Exercise:
The listing below should be printed exactly, every line of it. Skip the pictures.

++++ Records to process ++++

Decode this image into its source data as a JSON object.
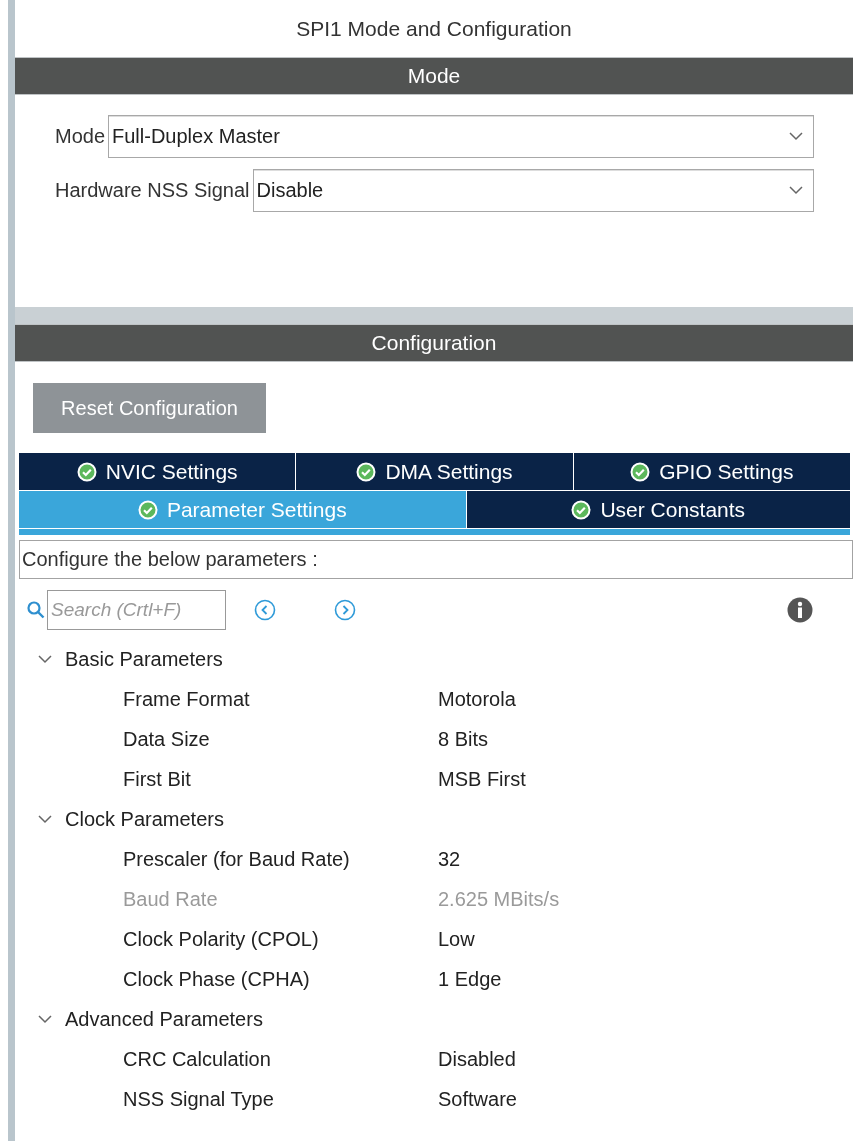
{
  "title": "SPI1 Mode and Configuration",
  "mode_section": {
    "header": "Mode",
    "fields": [
      {
        "label": "Mode",
        "value": "Full-Duplex Master"
      },
      {
        "label": "Hardware NSS Signal",
        "value": "Disable"
      }
    ]
  },
  "configuration_section": {
    "header": "Configuration",
    "reset_button": "Reset Configuration",
    "tab_rows": [
      {
        "tabs": [
          {
            "label": "NVIC Settings",
            "selected": false
          },
          {
            "label": "DMA Settings",
            "selected": false
          },
          {
            "label": "GPIO Settings",
            "selected": false
          }
        ]
      },
      {
        "tabs": [
          {
            "label": "Parameter Settings",
            "selected": true
          },
          {
            "label": "User Constants",
            "selected": false
          }
        ]
      }
    ],
    "description": "Configure the below parameters :",
    "search": {
      "placeholder": "Search (Crtl+F)"
    },
    "parameters": [
      {
        "label": "Basic Parameters",
        "expanded": true,
        "children": [
          {
            "name": "Frame Format",
            "value": "Motorola",
            "disabled": false
          },
          {
            "name": "Data Size",
            "value": "8 Bits",
            "disabled": false
          },
          {
            "name": "First Bit",
            "value": "MSB First",
            "disabled": false
          }
        ]
      },
      {
        "label": "Clock Parameters",
        "expanded": true,
        "children": [
          {
            "name": "Prescaler (for Baud Rate)",
            "value": "32",
            "disabled": false
          },
          {
            "name": "Baud Rate",
            "value": "2.625 MBits/s",
            "disabled": true
          },
          {
            "name": "Clock Polarity (CPOL)",
            "value": "Low",
            "disabled": false
          },
          {
            "name": "Clock Phase (CPHA)",
            "value": "1 Edge",
            "disabled": false
          }
        ]
      },
      {
        "label": "Advanced Parameters",
        "expanded": true,
        "children": [
          {
            "name": "CRC Calculation",
            "value": "Disabled",
            "disabled": false
          },
          {
            "name": "NSS Signal Type",
            "value": "Software",
            "disabled": false
          }
        ]
      }
    ]
  }
}
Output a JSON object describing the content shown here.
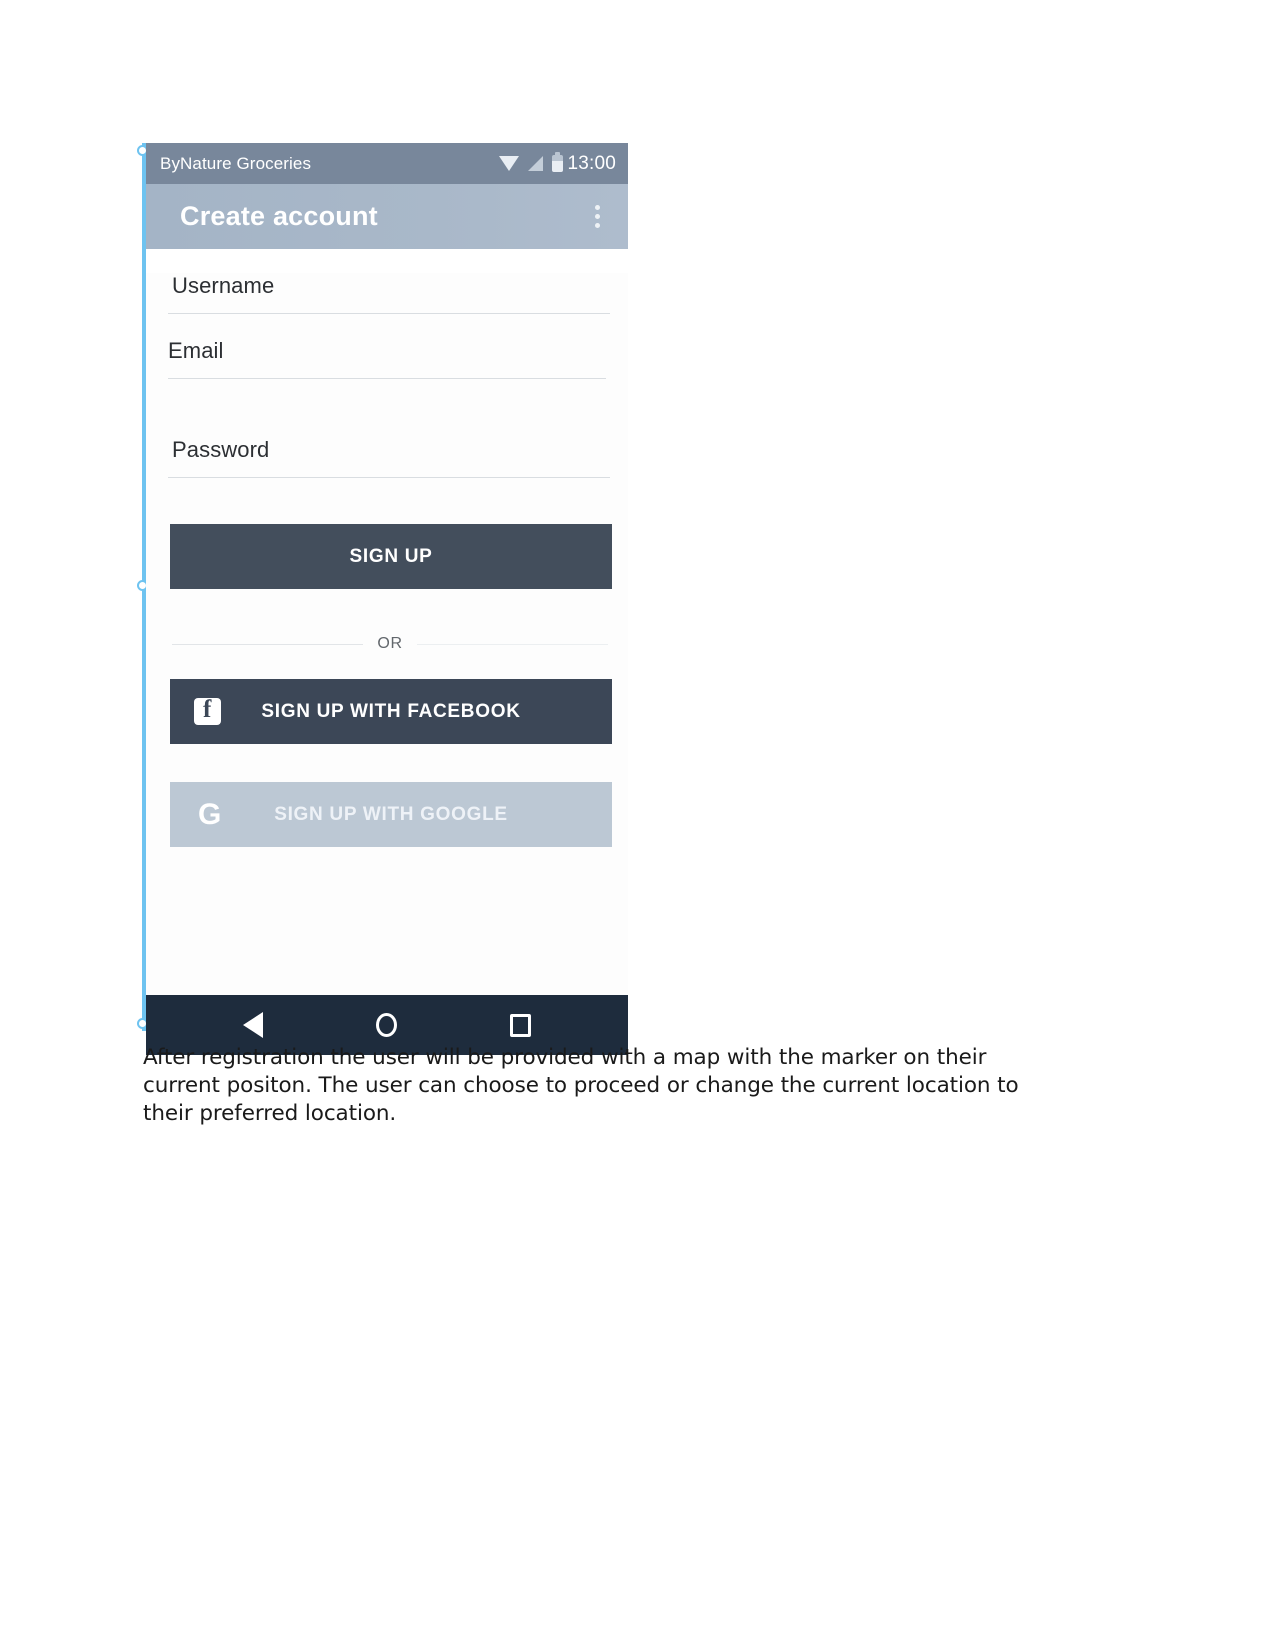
{
  "document": {
    "caption": "After registration the user will be provided with a map with the marker on their current positon. The user can choose to proceed or change the current location to their preferred location."
  },
  "phone": {
    "status_bar": {
      "app_name": "ByNature Groceries",
      "time": "13:00",
      "icons": [
        "wifi-icon",
        "signal-icon",
        "battery-icon"
      ],
      "background_color": "#78879b"
    },
    "app_bar": {
      "title": "Create account",
      "overflow_menu": "overflow-menu-icon",
      "background_color": "#a9b8c9"
    },
    "form": {
      "fields": [
        {
          "name": "username",
          "label": "Username",
          "value": "",
          "placeholder": "Username"
        },
        {
          "name": "email",
          "label": "Email",
          "value": "",
          "placeholder": "Email"
        },
        {
          "name": "password",
          "label": "Password",
          "value": "",
          "placeholder": "Password"
        }
      ],
      "primary_button": {
        "label": "SIGN UP",
        "color": "#434e5c"
      },
      "divider_label": "OR",
      "social_buttons": [
        {
          "name": "facebook",
          "label": "SIGN UP WITH FACEBOOK",
          "icon": "facebook-icon",
          "color": "#3c4757",
          "enabled": true
        },
        {
          "name": "google",
          "label": "SIGN UP WITH GOOGLE",
          "icon": "google-icon",
          "color": "#bcc8d4",
          "enabled": false
        }
      ]
    },
    "nav_bar": {
      "background_color": "#1e2c3d",
      "buttons": [
        {
          "name": "back",
          "icon": "back-triangle-icon"
        },
        {
          "name": "home",
          "icon": "home-circle-icon"
        },
        {
          "name": "recents",
          "icon": "recents-square-icon"
        }
      ]
    }
  },
  "selection": {
    "border_color": "#6ec3f0"
  }
}
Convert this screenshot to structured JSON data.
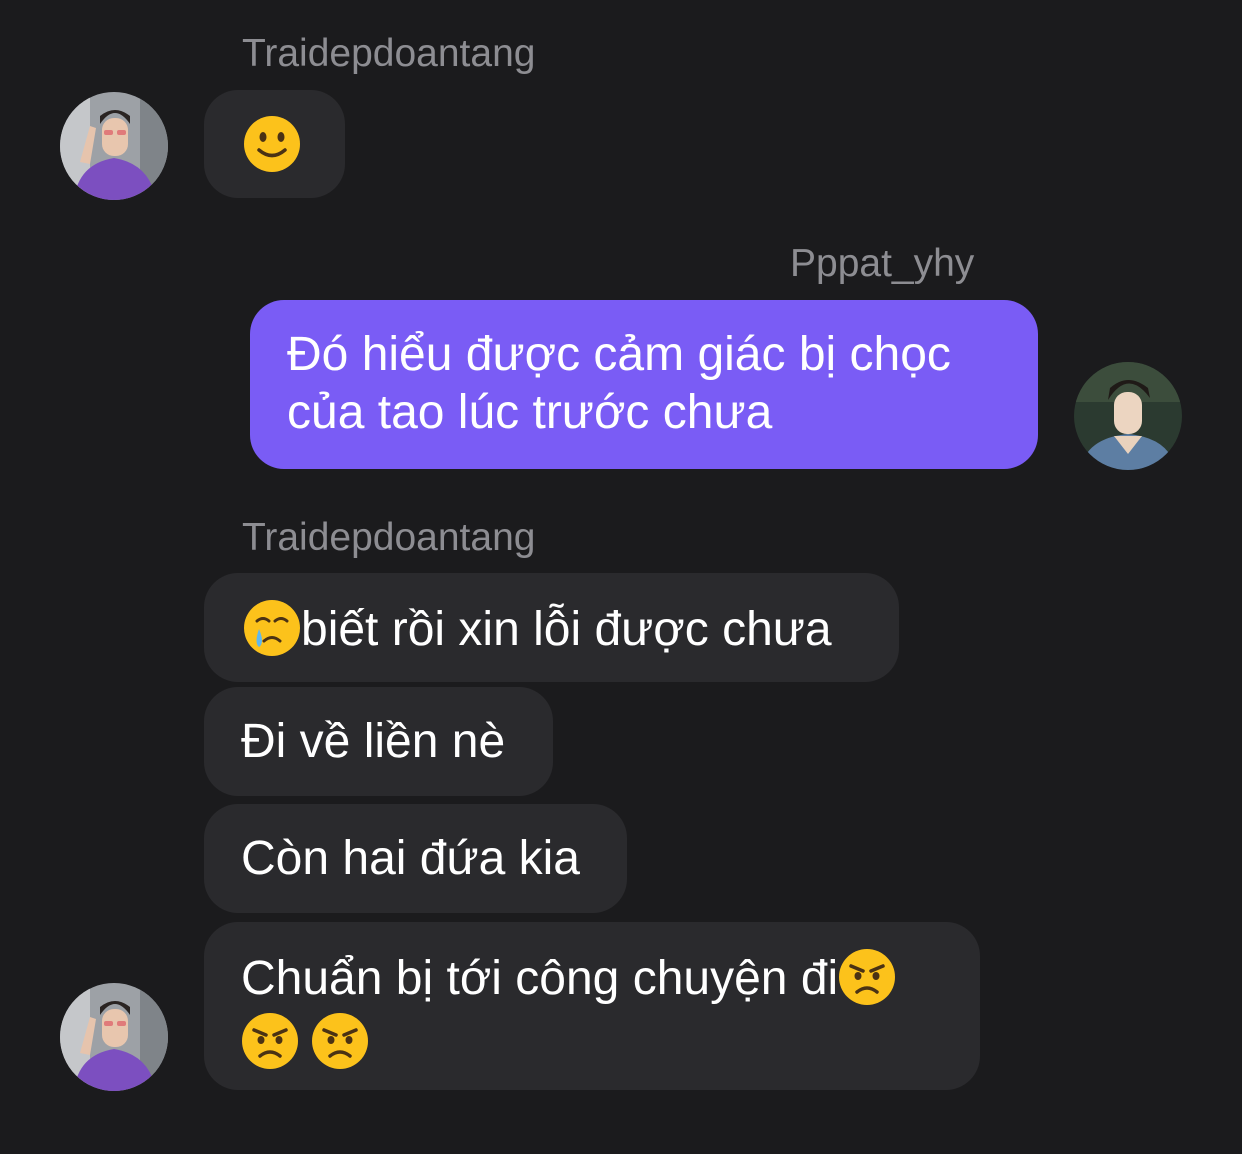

++++

Task answer:
Decode this image into its source data as a JSON object.
{
  "title": "SPI1 Mode and Configuration",
  "mode_section": {
    "header": "Mode",
    "fields": [
      {
        "label": "Mode",
        "value": "Full-Duplex Master"
      },
      {
        "label": "Hardware NSS Signal",
        "value": "Disable"
      }
    ]
  },
  "configuration_section": {
    "header": "Configuration",
    "reset_button": "Reset Configuration",
    "tab_rows": [
      {
        "tabs": [
          {
            "label": "NVIC Settings",
            "selected": false
          },
          {
            "label": "DMA Settings",
            "selected": false
          },
          {
            "label": "GPIO Settings",
            "selected": false
          }
        ]
      },
      {
        "tabs": [
          {
            "label": "Parameter Settings",
            "selected": true
          },
          {
            "label": "User Constants",
            "selected": false
          }
        ]
      }
    ],
    "description": "Configure the below parameters :",
    "search": {
      "placeholder": "Search (Crtl+F)"
    },
    "parameters": [
      {
        "label": "Basic Parameters",
        "expanded": true,
        "children": [
          {
            "name": "Frame Format",
            "value": "Motorola",
            "disabled": false
          },
          {
            "name": "Data Size",
            "value": "8 Bits",
            "disabled": false
          },
          {
            "name": "First Bit",
            "value": "MSB First",
            "disabled": false
          }
        ]
      },
      {
        "label": "Clock Parameters",
        "expanded": true,
        "children": [
          {
            "name": "Prescaler (for Baud Rate)",
            "value": "32",
            "disabled": false
          },
          {
            "name": "Baud Rate",
            "value": "2.625 MBits/s",
            "disabled": true
          },
          {
            "name": "Clock Polarity (CPOL)",
            "value": "Low",
            "disabled": false
          },
          {
            "name": "Clock Phase (CPHA)",
            "value": "1 Edge",
            "disabled": false
          }
        ]
      },
      {
        "label": "Advanced Parameters",
        "expanded": true,
        "children": [
          {
            "name": "CRC Calculation",
            "value": "Disabled",
            "disabled": false
          },
          {
            "name": "NSS Signal Type",
            "value": "Software",
            "disabled": false
          }
        ]
      }
    ]
  }
}
Output a JSON object describing the content shown here.
{
  "document": {
    "caption": "After registration the user will be provided with a map with the marker on their current positon. The user can choose to proceed or change the current location to their preferred location."
  },
  "phone": {
    "status_bar": {
      "app_name": "ByNature Groceries",
      "time": "13:00",
      "icons": [
        "wifi-icon",
        "signal-icon",
        "battery-icon"
      ],
      "background_color": "#78879b"
    },
    "app_bar": {
      "title": "Create account",
      "overflow_menu": "overflow-menu-icon",
      "background_color": "#a9b8c9"
    },
    "form": {
      "fields": [
        {
          "name": "username",
          "label": "Username",
          "value": "",
          "placeholder": "Username"
        },
        {
          "name": "email",
          "label": "Email",
          "value": "",
          "placeholder": "Email"
        },
        {
          "name": "password",
          "label": "Password",
          "value": "",
          "placeholder": "Password"
        }
      ],
      "primary_button": {
        "label": "SIGN UP",
        "color": "#434e5c"
      },
      "divider_label": "OR",
      "social_buttons": [
        {
          "name": "facebook",
          "label": "SIGN UP WITH FACEBOOK",
          "icon": "facebook-icon",
          "color": "#3c4757",
          "enabled": true
        },
        {
          "name": "google",
          "label": "SIGN UP WITH GOOGLE",
          "icon": "google-icon",
          "color": "#bcc8d4",
          "enabled": false
        }
      ]
    },
    "nav_bar": {
      "background_color": "#1e2c3d",
      "buttons": [
        {
          "name": "back",
          "icon": "back-triangle-icon"
        },
        {
          "name": "home",
          "icon": "home-circle-icon"
        },
        {
          "name": "recents",
          "icon": "recents-square-icon"
        }
      ]
    }
  },
  "selection": {
    "border_color": "#6ec3f0"
  }
}
Convert this screenshot to structured JSON data.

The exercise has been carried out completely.